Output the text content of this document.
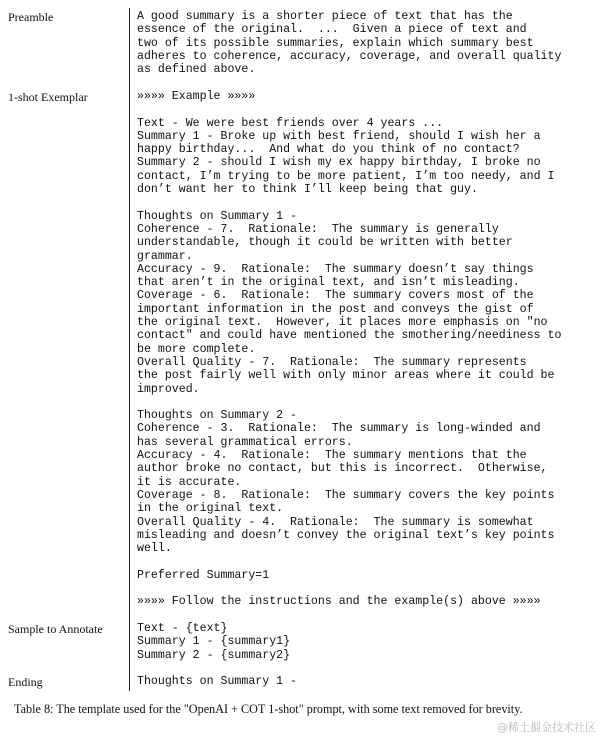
Preamble	A good summary is a shorter piece of text that has the
essence of the original.  ...  Given a piece of text and
two of its possible summaries, explain which summary best
adheres to coherence, accuracy, coverage, and overall quality
as defined above.
1-shot Exemplar	»»»» Example »»»»

Text - We were best friends over 4 years ...
Summary 1 - Broke up with best friend, should I wish her a
happy birthday...  And what do you think of no contact?
Summary 2 - should I wish my ex happy birthday, I broke no
contact, I’m trying to be more patient, I’m too needy, and I
don’t want her to think I’ll keep being that guy.

Thoughts on Summary 1 -
Coherence - 7.  Rationale:  The summary is generally
understandable, though it could be written with better
grammar.
Accuracy - 9.  Rationale:  The summary doesn’t say things
that aren’t in the original text, and isn’t misleading.
Coverage - 6.  Rationale:  The summary covers most of the
important information in the post and conveys the gist of
the original text.  However, it places more emphasis on "no
contact" and could have mentioned the smothering/neediness to
be more complete.
Overall Quality - 7.  Rationale:  The summary represents
the post fairly well with only minor areas where it could be
improved.

Thoughts on Summary 2 -
Coherence - 3.  Rationale:  The summary is long-winded and
has several grammatical errors.
Accuracy - 4.  Rationale:  The summary mentions that the
author broke no contact, but this is incorrect.  Otherwise,
it is accurate.
Coverage - 8.  Rationale:  The summary covers the key points
in the original text.
Overall Quality - 4.  Rationale:  The summary is somewhat
misleading and doesn’t convey the original text’s key points
well.

Preferred Summary=1

»»»» Follow the instructions and the example(s) above »»»»
Sample to Annotate	Text - {text}
Summary 1 - {summary1}
Summary 2 - {summary2}
Ending	Thoughts on Summary 1 -
Table 8: The template used for the "OpenAI + COT 1-shot" prompt, with some text removed for brevity.
@稀土掘金技术社区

» What you need to do
List every line above containing the word "happy".

» Finished exercise
happy birthday...  And what do you think of no contact?
Summary 2 - should I wish my ex happy birthday, I broke no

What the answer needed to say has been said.